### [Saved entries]
-=-=-=-=-
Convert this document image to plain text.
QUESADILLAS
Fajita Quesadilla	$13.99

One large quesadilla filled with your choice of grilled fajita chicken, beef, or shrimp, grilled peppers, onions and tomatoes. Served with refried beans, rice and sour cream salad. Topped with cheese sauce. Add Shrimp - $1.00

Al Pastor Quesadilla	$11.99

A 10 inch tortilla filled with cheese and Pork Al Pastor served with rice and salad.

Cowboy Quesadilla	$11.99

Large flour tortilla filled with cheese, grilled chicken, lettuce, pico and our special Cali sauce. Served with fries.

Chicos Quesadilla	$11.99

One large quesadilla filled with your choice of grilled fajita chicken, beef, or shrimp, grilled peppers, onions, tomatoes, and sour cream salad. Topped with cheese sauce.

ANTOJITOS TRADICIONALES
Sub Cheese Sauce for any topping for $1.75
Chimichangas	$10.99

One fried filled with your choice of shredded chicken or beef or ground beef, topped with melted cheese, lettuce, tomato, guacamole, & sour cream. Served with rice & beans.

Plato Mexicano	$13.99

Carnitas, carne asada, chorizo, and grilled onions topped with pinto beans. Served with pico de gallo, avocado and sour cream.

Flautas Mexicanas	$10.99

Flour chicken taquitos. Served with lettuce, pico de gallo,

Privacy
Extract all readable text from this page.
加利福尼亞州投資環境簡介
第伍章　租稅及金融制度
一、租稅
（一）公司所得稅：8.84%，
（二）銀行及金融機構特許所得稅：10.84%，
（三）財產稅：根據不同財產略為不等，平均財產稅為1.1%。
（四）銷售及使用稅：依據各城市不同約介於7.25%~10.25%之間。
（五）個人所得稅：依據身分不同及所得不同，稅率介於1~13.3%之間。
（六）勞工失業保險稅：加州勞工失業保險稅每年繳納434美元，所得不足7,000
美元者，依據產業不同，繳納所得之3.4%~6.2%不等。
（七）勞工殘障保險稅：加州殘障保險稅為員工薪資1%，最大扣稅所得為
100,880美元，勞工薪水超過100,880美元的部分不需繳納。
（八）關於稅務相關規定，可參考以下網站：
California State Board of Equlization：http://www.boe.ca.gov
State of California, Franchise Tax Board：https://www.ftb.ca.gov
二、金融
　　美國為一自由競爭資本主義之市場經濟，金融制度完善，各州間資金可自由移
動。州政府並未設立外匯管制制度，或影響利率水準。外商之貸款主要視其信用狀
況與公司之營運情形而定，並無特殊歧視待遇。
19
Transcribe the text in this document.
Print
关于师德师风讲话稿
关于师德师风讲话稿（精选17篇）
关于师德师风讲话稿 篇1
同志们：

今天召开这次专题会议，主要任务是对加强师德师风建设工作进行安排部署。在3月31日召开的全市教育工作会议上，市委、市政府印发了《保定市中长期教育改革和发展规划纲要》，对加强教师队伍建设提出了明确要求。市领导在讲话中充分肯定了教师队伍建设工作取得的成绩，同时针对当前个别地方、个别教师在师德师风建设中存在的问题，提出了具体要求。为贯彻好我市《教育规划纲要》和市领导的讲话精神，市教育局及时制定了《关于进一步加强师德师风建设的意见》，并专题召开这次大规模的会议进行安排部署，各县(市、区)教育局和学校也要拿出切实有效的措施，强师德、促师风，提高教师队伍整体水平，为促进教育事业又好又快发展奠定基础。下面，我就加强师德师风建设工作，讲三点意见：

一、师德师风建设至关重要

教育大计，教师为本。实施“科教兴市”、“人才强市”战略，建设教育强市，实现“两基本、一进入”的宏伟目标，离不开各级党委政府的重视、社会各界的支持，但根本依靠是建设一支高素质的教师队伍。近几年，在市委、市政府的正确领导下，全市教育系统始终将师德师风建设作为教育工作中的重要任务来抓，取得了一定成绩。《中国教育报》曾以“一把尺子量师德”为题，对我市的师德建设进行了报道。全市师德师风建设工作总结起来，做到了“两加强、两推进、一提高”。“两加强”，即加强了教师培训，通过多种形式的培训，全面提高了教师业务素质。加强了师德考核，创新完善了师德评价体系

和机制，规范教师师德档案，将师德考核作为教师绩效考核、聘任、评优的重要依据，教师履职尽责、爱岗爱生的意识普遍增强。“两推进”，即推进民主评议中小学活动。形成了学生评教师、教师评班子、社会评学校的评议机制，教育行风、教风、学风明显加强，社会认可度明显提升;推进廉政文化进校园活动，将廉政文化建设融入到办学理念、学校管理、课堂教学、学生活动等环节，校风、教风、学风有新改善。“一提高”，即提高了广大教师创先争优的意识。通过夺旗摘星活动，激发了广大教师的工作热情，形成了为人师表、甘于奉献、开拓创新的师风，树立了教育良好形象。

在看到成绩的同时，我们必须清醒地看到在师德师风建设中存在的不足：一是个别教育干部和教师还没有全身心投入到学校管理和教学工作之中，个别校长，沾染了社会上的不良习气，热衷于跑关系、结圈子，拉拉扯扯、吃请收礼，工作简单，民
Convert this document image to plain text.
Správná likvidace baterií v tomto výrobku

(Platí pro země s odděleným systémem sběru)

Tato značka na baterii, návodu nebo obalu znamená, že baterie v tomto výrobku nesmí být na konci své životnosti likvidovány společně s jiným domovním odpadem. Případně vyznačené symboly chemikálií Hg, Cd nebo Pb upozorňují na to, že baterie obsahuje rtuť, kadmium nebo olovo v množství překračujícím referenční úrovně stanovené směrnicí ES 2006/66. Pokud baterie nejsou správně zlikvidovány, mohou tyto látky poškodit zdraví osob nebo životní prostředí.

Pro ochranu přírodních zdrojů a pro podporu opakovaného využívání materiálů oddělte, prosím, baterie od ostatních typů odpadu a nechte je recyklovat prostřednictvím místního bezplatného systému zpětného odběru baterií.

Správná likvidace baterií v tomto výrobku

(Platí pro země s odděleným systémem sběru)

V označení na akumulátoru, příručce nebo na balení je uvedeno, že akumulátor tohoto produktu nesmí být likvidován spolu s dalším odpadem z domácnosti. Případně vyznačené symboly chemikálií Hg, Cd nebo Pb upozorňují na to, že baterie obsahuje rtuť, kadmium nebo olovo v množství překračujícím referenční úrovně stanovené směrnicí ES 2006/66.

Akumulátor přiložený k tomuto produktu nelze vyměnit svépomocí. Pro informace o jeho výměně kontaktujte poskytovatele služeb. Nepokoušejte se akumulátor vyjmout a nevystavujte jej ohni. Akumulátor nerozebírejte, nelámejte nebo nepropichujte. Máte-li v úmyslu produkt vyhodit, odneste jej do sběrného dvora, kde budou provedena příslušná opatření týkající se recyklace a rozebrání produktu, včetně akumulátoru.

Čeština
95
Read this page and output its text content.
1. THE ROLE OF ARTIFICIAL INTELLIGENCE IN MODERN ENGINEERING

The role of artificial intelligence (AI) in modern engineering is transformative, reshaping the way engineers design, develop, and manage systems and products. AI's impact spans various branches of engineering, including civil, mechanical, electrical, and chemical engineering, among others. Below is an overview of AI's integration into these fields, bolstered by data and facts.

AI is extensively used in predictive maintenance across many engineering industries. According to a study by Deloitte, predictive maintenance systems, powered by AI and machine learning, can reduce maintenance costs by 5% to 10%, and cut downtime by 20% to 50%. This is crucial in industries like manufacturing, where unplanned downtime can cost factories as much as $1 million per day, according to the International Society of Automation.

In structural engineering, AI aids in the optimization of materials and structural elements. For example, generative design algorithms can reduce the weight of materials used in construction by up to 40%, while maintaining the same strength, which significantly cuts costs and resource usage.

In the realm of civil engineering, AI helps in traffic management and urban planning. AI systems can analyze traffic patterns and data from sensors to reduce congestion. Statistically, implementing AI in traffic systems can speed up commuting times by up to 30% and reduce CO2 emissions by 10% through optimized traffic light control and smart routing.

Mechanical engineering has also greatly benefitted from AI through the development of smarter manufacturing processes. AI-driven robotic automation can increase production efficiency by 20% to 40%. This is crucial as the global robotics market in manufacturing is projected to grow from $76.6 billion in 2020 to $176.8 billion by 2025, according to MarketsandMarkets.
-=-=-=-=-
### [To do]
Go through the records and copy each line with "lettuce" in it.

### [Reply]
Large flour tortilla filled with cheese, grilled chicken, lettuce, pico and our special Cali sauce. Served with fries.
One fried filled with your choice of shredded chicken or beef or ground beef, topped with melted cheese, lettuce, tomato, guacamole, & sour cream. Served with rice & beans.
Flour chicken taquitos. Served with lettuce, pico de gallo,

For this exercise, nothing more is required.